## START

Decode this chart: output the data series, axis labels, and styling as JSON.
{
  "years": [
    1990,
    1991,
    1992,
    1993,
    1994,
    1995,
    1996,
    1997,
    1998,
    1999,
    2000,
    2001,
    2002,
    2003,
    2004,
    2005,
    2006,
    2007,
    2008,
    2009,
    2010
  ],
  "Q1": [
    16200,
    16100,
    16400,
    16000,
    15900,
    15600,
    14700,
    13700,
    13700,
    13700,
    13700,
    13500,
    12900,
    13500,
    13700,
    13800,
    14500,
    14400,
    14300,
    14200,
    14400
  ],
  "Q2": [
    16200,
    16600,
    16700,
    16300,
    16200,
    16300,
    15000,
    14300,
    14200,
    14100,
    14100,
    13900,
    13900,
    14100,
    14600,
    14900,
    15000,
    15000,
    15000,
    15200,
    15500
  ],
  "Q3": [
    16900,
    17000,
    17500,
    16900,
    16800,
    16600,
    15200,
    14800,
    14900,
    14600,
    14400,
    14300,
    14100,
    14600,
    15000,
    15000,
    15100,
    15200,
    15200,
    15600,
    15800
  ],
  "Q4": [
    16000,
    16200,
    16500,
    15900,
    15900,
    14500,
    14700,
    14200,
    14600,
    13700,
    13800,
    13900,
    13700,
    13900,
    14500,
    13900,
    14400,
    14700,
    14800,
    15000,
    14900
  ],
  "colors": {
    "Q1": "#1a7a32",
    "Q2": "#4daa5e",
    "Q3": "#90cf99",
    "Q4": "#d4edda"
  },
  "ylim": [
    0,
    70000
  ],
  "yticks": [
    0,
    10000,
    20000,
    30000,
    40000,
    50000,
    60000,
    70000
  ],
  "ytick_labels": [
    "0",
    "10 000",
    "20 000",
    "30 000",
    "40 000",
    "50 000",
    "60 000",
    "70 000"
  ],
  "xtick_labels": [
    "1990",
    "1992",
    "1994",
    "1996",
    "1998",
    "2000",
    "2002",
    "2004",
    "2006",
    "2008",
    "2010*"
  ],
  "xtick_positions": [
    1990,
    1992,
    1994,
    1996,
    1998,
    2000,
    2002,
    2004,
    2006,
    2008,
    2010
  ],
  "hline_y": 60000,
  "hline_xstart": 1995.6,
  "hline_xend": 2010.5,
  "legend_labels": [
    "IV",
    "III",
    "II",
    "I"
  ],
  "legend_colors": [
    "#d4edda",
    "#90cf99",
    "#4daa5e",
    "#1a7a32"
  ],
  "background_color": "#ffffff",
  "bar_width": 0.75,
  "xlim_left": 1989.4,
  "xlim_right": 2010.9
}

## END

- WRITTEN TASK -
Repeat all the records. Match each line exactly.

- ANSWER FOR THIS EXERCISE -
Decode this chart: output the data series, axis labels, and styling as JSON.
{
  "years": [
    1990,
    1991,
    1992,
    1993,
    1994,
    1995,
    1996,
    1997,
    1998,
    1999,
    2000,
    2001,
    2002,
    2003,
    2004,
    2005,
    2006,
    2007,
    2008,
    2009,
    2010
  ],
  "Q1": [
    16200,
    16100,
    16400,
    16000,
    15900,
    15600,
    14700,
    13700,
    13700,
    13700,
    13700,
    13500,
    12900,
    13500,
    13700,
    13800,
    14500,
    14400,
    14300,
    14200,
    14400
  ],
  "Q2": [
    16200,
    16600,
    16700,
    16300,
    16200,
    16300,
    15000,
    14300,
    14200,
    14100,
    14100,
    13900,
    13900,
    14100,
    14600,
    14900,
    15000,
    15000,
    15000,
    15200,
    15500
  ],
  "Q3": [
    16900,
    17000,
    17500,
    16900,
    16800,
    16600,
    15200,
    14800,
    14900,
    14600,
    14400,
    14300,
    14100,
    14600,
    15000,
    15000,
    15100,
    15200,
    15200,
    15600,
    15800
  ],
  "Q4": [
    16000,
    16200,
    16500,
    15900,
    15900,
    14500,
    14700,
    14200,
    14600,
    13700,
    13800,
    13900,
    13700,
    13900,
    14500,
    13900,
    14400,
    14700,
    14800,
    15000,
    14900
  ],
  "colors": {
    "Q1": "#1a7a32",
    "Q2": "#4daa5e",
    "Q3": "#90cf99",
    "Q4": "#d4edda"
  },
  "ylim": [
    0,
    70000
  ],
  "yticks": [
    0,
    10000,
    20000,
    30000,
    40000,
    50000,
    60000,
    70000
  ],
  "ytick_labels": [
    "0",
    "10 000",
    "20 000",
    "30 000",
    "40 000",
    "50 000",
    "60 000",
    "70 000"
  ],
  "xtick_labels": [
    "1990",
    "1992",
    "1994",
    "1996",
    "1998",
    "2000",
    "2002",
    "2004",
    "2006",
    "2008",
    "2010*"
  ],
  "xtick_positions": [
    1990,
    1992,
    1994,
    1996,
    1998,
    2000,
    2002,
    2004,
    2006,
    2008,
    2010
  ],
  "hline_y": 60000,
  "hline_xstart": 1995.6,
  "hline_xend": 2010.5,
  "legend_labels": [
    "IV",
    "III",
    "II",
    "I"
  ],
  "legend_colors": [
    "#d4edda",
    "#90cf99",
    "#4daa5e",
    "#1a7a32"
  ],
  "background_color": "#ffffff",
  "bar_width": 0.75,
  "xlim_left": 1989.4,
  "xlim_right": 2010.9
}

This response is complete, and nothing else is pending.